[Opening Information shown section]

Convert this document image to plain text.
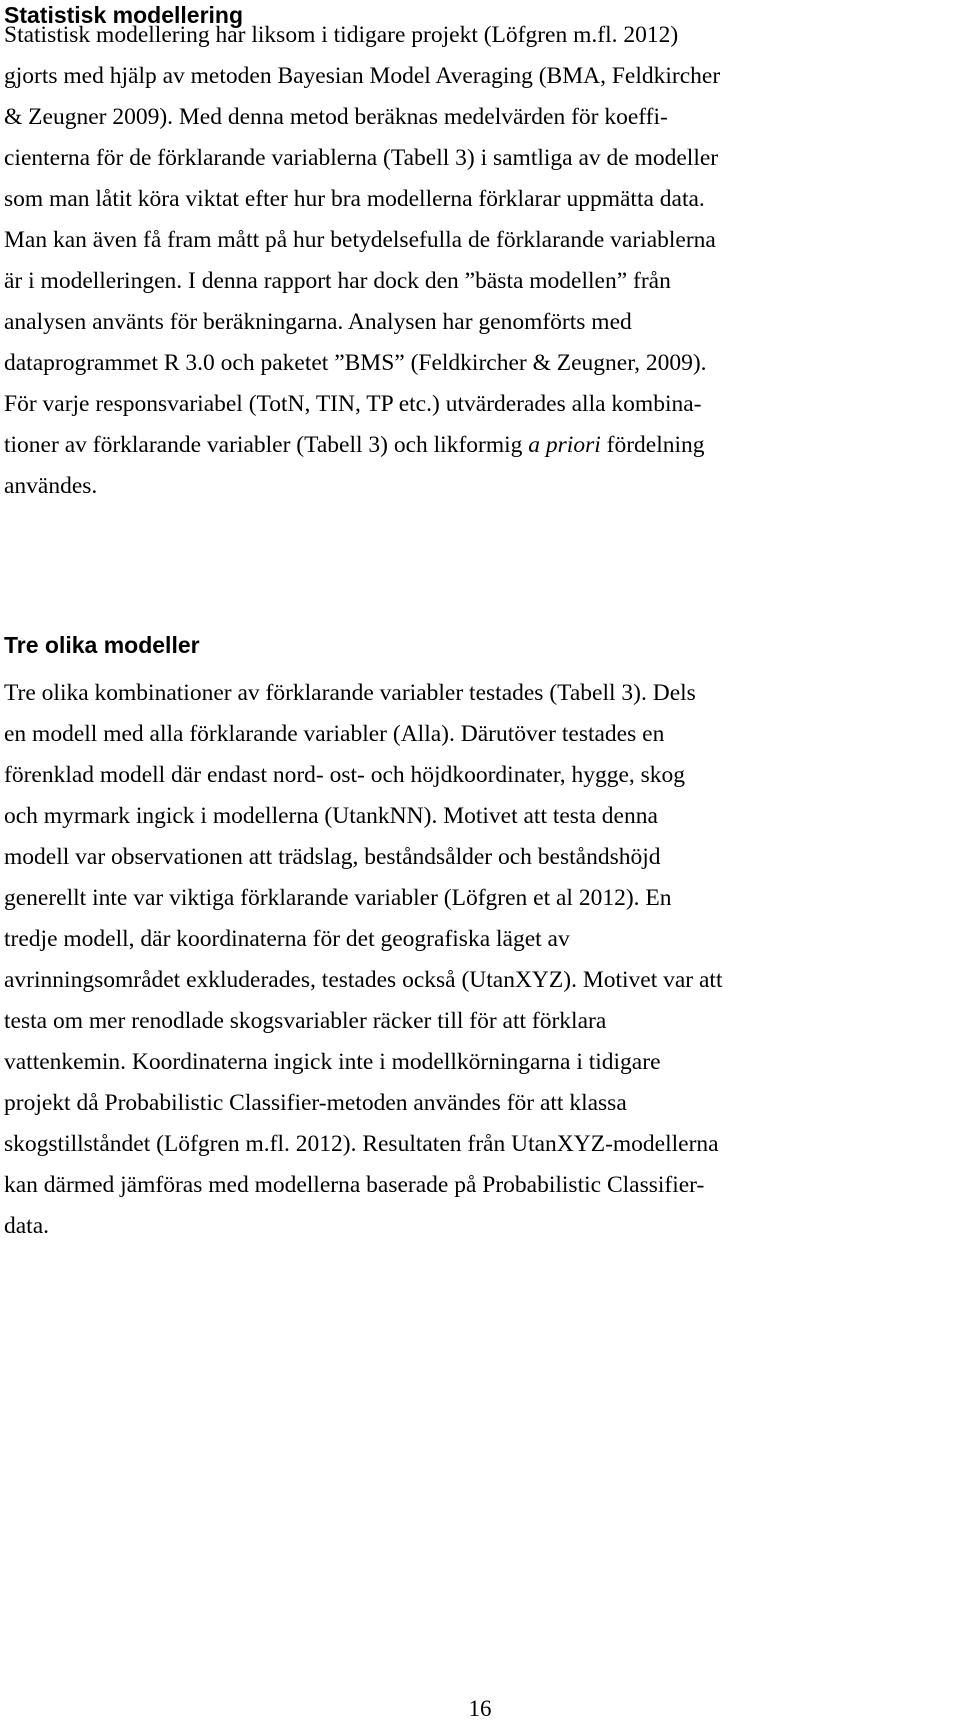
Statistisk modellering

Statistisk modellering har liksom i tidigare projekt (Löfgren m.fl. 2012)
gjorts med hjälp av metoden Bayesian Model Averaging (BMA, Feldkircher
& Zeugner 2009). Med denna metod beräknas medelvärden för koeffi-
cienterna för de förklarande variablerna (Tabell 3) i samtliga av de modeller
som man låtit köra viktat efter hur bra modellerna förklarar uppmätta data.
Man kan även få fram mått på hur betydelsefulla de förklarande variablerna
är i modelleringen. I denna rapport har dock den ”bästa modellen” från
analysen använts för beräkningarna. Analysen har genomförts med
dataprogrammet R 3.0 och paketet ”BMS” (Feldkircher & Zeugner, 2009).
För varje responsvariabel (TotN, TIN, TP etc.) utvärderades alla kombina-
tioner av förklarande variabler (Tabell 3) och likformig a priori fördelning
användes.

Tre olika modeller

Tre olika kombinationer av förklarande variabler testades (Tabell 3). Dels
en modell med alla förklarande variabler (Alla). Därutöver testades en
förenklad modell där endast nord- ost- och höjdkoordinater, hygge, skog
och myrmark ingick i modellerna (UtankNN). Motivet att testa denna
modell var observationen att trädslag, beståndsålder och beståndshöjd
generellt inte var viktiga förklarande variabler (Löfgren et al 2012). En
tredje modell, där koordinaterna för det geografiska läget av
avrinningsområdet exkluderades, testades också (UtanXYZ). Motivet var att
testa om mer renodlade skogsvariabler räcker till för att förklara
vattenkemin. Koordinaterna ingick inte i modellkörningarna i tidigare
projekt då Probabilistic Classifier-metoden användes för att klassa
skogstillståndet (Löfgren m.fl. 2012). Resultaten från UtanXYZ-modellerna
kan därmed jämföras med modellerna baserade på Probabilistic Classifier-
data.

16
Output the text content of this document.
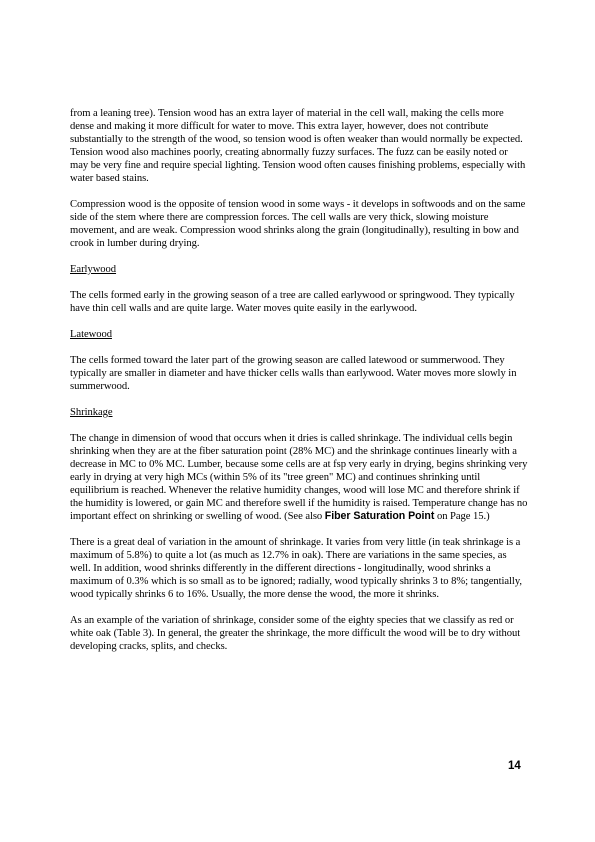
from a leaning tree). Tension wood has an extra layer of material in the cell wall, making the cells more dense and making it more difficult for water to move. This extra layer, however, does not contribute substantially to the strength of the wood, so tension wood is often weaker than would normally be expected. Tension wood also machines poorly, creating abnormally fuzzy surfaces. The fuzz can be easily noted or may be very fine and require special lighting. Tension wood often causes finishing problems, especially with water based stains.

Compression wood is the opposite of tension wood in some ways - it develops in softwoods and on the same side of the stem where there are compression forces. The cell walls are very thick, slowing moisture movement, and are weak. Compression wood shrinks along the grain (longitudinally), resulting in bow and crook in lumber during drying.

Earlywood

The cells formed early in the growing season of a tree are called earlywood or springwood. They typically have thin cell walls and are quite large. Water moves quite easily in the earlywood.

Latewood

The cells formed toward the later part of the growing season are called latewood or summerwood. They typically are smaller in diameter and have thicker cells walls than earlywood. Water moves more slowly in summerwood.

Shrinkage

The change in dimension of wood that occurs when it dries is called shrinkage. The individual cells begin shrinking when they are at the fiber saturation point (28% MC) and the shrinkage continues linearly with a decrease in MC to 0% MC. Lumber, because some cells are at fsp very early in drying, begins shrinking very early in drying at very high MCs (within 5% of its "tree green" MC) and continues shrinking until equilibrium is reached. Whenever the relative humidity changes, wood will lose MC and therefore shrink if the humidity is lowered, or gain MC and therefore swell if the humidity is raised. Temperature change has no important effect on shrinking or swelling of wood. (See also Fiber Saturation Point on Page 15.)

There is a great deal of variation in the amount of shrinkage. It varies from very little (in teak shrinkage is a maximum of 5.8%) to quite a lot (as much as 12.7% in oak). There are variations in the same species, as well. In addition, wood shrinks differently in the different directions - longitudinally, wood shrinks a maximum of 0.3% which is so small as to be ignored; radially, wood typically shrinks 3 to 8%; tangentially, wood typically shrinks 6 to 16%. Usually, the more dense the wood, the more it shrinks.

As an example of the variation of shrinkage, consider some of the eighty species that we classify as red or white oak (Table 3). In general, the greater the shrinkage, the more difficult the wood will be to dry without developing cracks, splits, and checks.

14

[Closing Information shown section]

### [Work item]
What is needed is the data above, retyped exactly, with every picture left out.

### [Solution]
Convert this document image to plain text.
Statistisk modellering

Statistisk modellering har liksom i tidigare projekt (Löfgren m.fl. 2012)
gjorts med hjälp av metoden Bayesian Model Averaging (BMA, Feldkircher
& Zeugner 2009). Med denna metod beräknas medelvärden för koeffi-
cienterna för de förklarande variablerna (Tabell 3) i samtliga av de modeller
som man låtit köra viktat efter hur bra modellerna förklarar uppmätta data.
Man kan även få fram mått på hur betydelsefulla de förklarande variablerna
är i modelleringen. I denna rapport har dock den ”bästa modellen” från
analysen använts för beräkningarna. Analysen har genomförts med
dataprogrammet R 3.0 och paketet ”BMS” (Feldkircher & Zeugner, 2009).
För varje responsvariabel (TotN, TIN, TP etc.) utvärderades alla kombina-
tioner av förklarande variabler (Tabell 3) och likformig a priori fördelning
användes.

Tre olika modeller

Tre olika kombinationer av förklarande variabler testades (Tabell 3). Dels
en modell med alla förklarande variabler (Alla). Därutöver testades en
förenklad modell där endast nord- ost- och höjdkoordinater, hygge, skog
och myrmark ingick i modellerna (UtankNN). Motivet att testa denna
modell var observationen att trädslag, beståndsålder och beståndshöjd
generellt inte var viktiga förklarande variabler (Löfgren et al 2012). En
tredje modell, där koordinaterna för det geografiska läget av
avrinningsområdet exkluderades, testades också (UtanXYZ). Motivet var att
testa om mer renodlade skogsvariabler räcker till för att förklara
vattenkemin. Koordinaterna ingick inte i modellkörningarna i tidigare
projekt då Probabilistic Classifier-metoden användes för att klassa
skogstillståndet (Löfgren m.fl. 2012). Resultaten från UtanXYZ-modellerna
kan därmed jämföras med modellerna baserade på Probabilistic Classifier-
data.

16
Output the text content of this document.
from a leaning tree). Tension wood has an extra layer of material in the cell wall, making the cells more dense and making it more difficult for water to move. This extra layer, however, does not contribute substantially to the strength of the wood, so tension wood is often weaker than would normally be expected. Tension wood also machines poorly, creating abnormally fuzzy surfaces. The fuzz can be easily noted or may be very fine and require special lighting. Tension wood often causes finishing problems, especially with water based stains.

Compression wood is the opposite of tension wood in some ways - it develops in softwoods and on the same side of the stem where there are compression forces. The cell walls are very thick, slowing moisture movement, and are weak. Compression wood shrinks along the grain (longitudinally), resulting in bow and crook in lumber during drying.

Earlywood

The cells formed early in the growing season of a tree are called earlywood or springwood. They typically have thin cell walls and are quite large. Water moves quite easily in the earlywood.

Latewood

The cells formed toward the later part of the growing season are called latewood or summerwood. They typically are smaller in diameter and have thicker cells walls than earlywood. Water moves more slowly in summerwood.

Shrinkage

The change in dimension of wood that occurs when it dries is called shrinkage. The individual cells begin shrinking when they are at the fiber saturation point (28% MC) and the shrinkage continues linearly with a decrease in MC to 0% MC. Lumber, because some cells are at fsp very early in drying, begins shrinking very early in drying at very high MCs (within 5% of its "tree green" MC) and continues shrinking until equilibrium is reached. Whenever the relative humidity changes, wood will lose MC and therefore shrink if the humidity is lowered, or gain MC and therefore swell if the humidity is raised. Temperature change has no important effect on shrinking or swelling of wood. (See also Fiber Saturation Point on Page 15.)

There is a great deal of variation in the amount of shrinkage. It varies from very little (in teak shrinkage is a maximum of 5.8%) to quite a lot (as much as 12.7% in oak). There are variations in the same species, as well. In addition, wood shrinks differently in the different directions - longitudinally, wood shrinks a maximum of 0.3% which is so small as to be ignored; radially, wood typically shrinks 3 to 8%; tangentially, wood typically shrinks 6 to 16%. Usually, the more dense the wood, the more it shrinks.

As an example of the variation of shrinkage, consider some of the eighty species that we classify as red or white oak (Table 3). In general, the greater the shrinkage, the more difficult the wood will be to dry without developing cracks, splits, and checks.

14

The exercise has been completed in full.